Reproduce the lines of the rows below unchanged, starting at the very first line and ending at the line that contains "- dim-label-100: 100: [108, 1702, 160, 1748]".

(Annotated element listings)
>>>>
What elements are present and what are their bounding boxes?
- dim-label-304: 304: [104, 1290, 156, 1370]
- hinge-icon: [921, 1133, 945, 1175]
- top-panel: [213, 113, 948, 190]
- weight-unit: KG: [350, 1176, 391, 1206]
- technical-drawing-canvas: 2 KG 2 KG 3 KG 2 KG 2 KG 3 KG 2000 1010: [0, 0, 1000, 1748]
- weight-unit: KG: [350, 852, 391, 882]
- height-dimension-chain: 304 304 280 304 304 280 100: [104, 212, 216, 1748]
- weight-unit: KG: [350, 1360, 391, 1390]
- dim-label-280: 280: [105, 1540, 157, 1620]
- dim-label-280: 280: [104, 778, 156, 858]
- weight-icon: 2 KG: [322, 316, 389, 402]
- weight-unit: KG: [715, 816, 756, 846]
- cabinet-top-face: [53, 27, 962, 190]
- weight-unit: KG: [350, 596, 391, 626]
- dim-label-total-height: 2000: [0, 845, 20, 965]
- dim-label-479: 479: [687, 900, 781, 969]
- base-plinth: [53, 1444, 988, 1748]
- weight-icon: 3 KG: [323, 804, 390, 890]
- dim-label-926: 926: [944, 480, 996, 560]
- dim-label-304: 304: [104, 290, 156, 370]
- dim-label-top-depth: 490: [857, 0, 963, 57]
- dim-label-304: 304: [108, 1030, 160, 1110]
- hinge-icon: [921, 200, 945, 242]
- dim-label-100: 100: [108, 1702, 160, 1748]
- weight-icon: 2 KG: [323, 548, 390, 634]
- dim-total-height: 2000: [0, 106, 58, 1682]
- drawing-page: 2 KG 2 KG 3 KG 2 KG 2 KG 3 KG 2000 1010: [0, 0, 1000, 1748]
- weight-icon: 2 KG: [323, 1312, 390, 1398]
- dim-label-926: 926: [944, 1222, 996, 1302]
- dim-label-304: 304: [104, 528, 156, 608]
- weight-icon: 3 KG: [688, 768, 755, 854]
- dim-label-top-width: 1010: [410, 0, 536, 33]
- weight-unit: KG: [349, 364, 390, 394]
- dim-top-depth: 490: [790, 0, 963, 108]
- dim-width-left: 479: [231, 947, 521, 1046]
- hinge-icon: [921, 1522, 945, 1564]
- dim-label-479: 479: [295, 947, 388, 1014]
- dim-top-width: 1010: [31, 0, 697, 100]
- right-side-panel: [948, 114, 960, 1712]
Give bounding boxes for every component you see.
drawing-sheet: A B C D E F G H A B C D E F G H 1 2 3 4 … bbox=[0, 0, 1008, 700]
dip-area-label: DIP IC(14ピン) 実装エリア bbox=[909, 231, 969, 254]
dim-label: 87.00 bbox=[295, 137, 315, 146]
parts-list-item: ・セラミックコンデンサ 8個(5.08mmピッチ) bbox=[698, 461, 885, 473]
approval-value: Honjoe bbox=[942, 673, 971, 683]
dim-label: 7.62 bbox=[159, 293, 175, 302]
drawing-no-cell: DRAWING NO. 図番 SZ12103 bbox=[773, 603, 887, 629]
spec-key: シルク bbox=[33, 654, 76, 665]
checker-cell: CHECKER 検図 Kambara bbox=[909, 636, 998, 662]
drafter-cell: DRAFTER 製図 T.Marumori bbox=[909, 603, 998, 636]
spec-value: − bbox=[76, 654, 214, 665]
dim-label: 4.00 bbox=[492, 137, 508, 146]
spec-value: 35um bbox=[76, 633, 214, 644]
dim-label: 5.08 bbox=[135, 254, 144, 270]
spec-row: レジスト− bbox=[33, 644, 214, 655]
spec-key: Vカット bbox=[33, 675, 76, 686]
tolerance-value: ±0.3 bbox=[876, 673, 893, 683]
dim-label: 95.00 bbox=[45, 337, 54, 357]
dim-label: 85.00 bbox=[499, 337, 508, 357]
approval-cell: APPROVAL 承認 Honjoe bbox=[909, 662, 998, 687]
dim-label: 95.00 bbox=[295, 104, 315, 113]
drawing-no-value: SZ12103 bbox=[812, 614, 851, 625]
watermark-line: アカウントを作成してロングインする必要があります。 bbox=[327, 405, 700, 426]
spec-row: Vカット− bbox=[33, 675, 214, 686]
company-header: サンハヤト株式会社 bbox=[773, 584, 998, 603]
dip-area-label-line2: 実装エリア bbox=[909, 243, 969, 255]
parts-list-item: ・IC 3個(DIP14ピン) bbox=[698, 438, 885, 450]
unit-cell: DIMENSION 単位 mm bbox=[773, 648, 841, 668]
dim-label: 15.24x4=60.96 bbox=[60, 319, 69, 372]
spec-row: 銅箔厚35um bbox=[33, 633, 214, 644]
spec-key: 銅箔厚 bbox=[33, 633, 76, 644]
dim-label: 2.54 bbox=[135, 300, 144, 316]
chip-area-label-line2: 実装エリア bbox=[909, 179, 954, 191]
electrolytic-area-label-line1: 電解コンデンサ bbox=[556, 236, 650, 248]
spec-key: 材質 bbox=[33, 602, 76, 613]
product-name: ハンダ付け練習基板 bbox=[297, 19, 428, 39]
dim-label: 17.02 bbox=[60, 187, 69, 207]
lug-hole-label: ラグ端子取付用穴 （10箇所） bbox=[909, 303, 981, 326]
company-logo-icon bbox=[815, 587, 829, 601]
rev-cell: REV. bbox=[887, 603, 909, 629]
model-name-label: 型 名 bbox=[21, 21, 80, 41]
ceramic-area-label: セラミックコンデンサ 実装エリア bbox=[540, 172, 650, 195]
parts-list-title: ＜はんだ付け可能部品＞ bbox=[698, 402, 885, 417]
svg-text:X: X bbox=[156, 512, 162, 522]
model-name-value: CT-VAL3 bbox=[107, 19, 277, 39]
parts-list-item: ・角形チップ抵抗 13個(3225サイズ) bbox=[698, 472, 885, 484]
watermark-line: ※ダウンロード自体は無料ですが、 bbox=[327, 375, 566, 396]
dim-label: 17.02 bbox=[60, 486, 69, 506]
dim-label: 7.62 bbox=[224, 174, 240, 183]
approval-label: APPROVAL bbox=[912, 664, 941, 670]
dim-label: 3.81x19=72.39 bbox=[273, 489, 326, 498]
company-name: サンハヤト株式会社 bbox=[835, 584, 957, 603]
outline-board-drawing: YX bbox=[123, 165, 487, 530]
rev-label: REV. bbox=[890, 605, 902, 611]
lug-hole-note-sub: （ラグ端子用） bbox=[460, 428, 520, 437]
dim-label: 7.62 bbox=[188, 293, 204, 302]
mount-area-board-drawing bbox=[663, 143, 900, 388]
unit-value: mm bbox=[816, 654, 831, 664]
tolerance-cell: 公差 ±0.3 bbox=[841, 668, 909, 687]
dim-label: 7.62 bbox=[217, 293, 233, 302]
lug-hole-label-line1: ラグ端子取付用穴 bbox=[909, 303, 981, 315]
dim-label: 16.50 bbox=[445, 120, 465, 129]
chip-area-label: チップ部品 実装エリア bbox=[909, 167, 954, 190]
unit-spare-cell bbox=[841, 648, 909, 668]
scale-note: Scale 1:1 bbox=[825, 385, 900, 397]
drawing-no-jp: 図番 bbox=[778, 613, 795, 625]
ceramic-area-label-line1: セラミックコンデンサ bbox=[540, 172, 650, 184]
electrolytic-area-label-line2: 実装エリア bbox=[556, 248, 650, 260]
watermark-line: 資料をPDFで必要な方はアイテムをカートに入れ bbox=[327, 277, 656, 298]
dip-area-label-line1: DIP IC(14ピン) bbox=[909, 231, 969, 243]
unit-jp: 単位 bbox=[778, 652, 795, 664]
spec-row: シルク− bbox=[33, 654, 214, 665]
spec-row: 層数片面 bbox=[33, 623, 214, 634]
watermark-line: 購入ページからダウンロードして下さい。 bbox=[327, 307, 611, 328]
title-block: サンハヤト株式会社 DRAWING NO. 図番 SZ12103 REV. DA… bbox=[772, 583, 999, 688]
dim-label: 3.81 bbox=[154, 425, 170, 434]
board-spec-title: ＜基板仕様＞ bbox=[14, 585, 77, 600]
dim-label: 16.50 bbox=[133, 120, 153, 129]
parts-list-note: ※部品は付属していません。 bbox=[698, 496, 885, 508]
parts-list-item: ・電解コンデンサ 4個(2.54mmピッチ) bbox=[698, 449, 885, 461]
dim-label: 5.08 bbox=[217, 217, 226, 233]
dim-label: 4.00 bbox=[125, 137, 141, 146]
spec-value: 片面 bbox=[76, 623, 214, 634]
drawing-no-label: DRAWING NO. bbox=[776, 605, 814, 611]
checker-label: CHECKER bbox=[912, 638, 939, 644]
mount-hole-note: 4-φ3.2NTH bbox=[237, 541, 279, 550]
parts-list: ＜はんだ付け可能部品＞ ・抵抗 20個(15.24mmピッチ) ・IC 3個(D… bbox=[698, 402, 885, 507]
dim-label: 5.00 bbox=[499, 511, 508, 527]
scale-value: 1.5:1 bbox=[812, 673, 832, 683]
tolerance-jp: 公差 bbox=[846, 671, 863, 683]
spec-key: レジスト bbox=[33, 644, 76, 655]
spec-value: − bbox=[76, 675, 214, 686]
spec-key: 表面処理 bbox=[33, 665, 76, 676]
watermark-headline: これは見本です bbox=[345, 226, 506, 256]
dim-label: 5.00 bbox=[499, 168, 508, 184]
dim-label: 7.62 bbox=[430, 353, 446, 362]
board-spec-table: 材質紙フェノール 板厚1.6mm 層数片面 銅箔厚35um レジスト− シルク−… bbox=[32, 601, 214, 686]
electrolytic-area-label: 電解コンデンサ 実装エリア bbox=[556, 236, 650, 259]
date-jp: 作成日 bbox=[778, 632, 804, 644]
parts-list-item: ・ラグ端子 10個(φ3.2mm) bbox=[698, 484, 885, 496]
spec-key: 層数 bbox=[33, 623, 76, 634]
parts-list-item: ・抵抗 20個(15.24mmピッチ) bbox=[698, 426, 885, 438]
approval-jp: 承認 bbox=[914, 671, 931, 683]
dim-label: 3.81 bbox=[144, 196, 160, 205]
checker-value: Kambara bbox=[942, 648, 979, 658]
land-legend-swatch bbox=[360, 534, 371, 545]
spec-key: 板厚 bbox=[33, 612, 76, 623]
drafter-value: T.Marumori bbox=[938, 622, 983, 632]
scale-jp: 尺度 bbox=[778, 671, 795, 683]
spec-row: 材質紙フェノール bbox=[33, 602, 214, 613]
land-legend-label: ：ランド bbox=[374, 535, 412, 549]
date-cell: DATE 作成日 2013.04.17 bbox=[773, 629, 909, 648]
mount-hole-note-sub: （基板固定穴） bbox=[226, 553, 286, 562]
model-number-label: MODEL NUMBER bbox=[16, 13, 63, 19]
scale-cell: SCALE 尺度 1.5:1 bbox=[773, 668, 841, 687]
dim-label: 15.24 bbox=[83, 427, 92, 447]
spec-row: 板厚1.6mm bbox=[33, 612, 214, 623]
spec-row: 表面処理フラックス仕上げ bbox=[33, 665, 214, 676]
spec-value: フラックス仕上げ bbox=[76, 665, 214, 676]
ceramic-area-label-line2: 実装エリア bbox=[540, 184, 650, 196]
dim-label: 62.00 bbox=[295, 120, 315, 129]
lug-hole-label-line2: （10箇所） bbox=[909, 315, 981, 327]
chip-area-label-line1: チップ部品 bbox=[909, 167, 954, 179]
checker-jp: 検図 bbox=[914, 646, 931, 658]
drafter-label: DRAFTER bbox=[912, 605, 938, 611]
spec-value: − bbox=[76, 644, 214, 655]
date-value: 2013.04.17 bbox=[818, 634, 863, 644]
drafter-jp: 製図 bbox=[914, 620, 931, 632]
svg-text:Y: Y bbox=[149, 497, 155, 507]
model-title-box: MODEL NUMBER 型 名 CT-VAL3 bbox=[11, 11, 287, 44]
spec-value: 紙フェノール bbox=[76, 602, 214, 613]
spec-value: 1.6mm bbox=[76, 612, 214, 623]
<<<<
## [WRITTEN RESPONSE]
What elements are present and what are their bounding boxes?
- dim-label-304: 304: [104, 1290, 156, 1370]
- hinge-icon: [921, 1133, 945, 1175]
- top-panel: [213, 113, 948, 190]
- weight-unit: KG: [350, 1176, 391, 1206]
- technical-drawing-canvas: 2 KG 2 KG 3 KG 2 KG 2 KG 3 KG 2000 1010: [0, 0, 1000, 1748]
- weight-unit: KG: [350, 852, 391, 882]
- height-dimension-chain: 304 304 280 304 304 280 100: [104, 212, 216, 1748]
- weight-unit: KG: [350, 1360, 391, 1390]
- dim-label-280: 280: [105, 1540, 157, 1620]
- dim-label-280: 280: [104, 778, 156, 858]
- weight-icon: 2 KG: [322, 316, 389, 402]
- weight-unit: KG: [715, 816, 756, 846]
- cabinet-top-face: [53, 27, 962, 190]
- weight-unit: KG: [350, 596, 391, 626]
- dim-label-total-height: 2000: [0, 845, 20, 965]
- dim-label-479: 479: [687, 900, 781, 969]
- base-plinth: [53, 1444, 988, 1748]
- weight-icon: 3 KG: [323, 804, 390, 890]
- dim-label-926: 926: [944, 480, 996, 560]
- dim-label-304: 304: [104, 290, 156, 370]
- dim-label-top-depth: 490: [857, 0, 963, 57]
- dim-label-304: 304: [108, 1030, 160, 1110]
- hinge-icon: [921, 200, 945, 242]
- dim-label-100: 100: [108, 1702, 160, 1748]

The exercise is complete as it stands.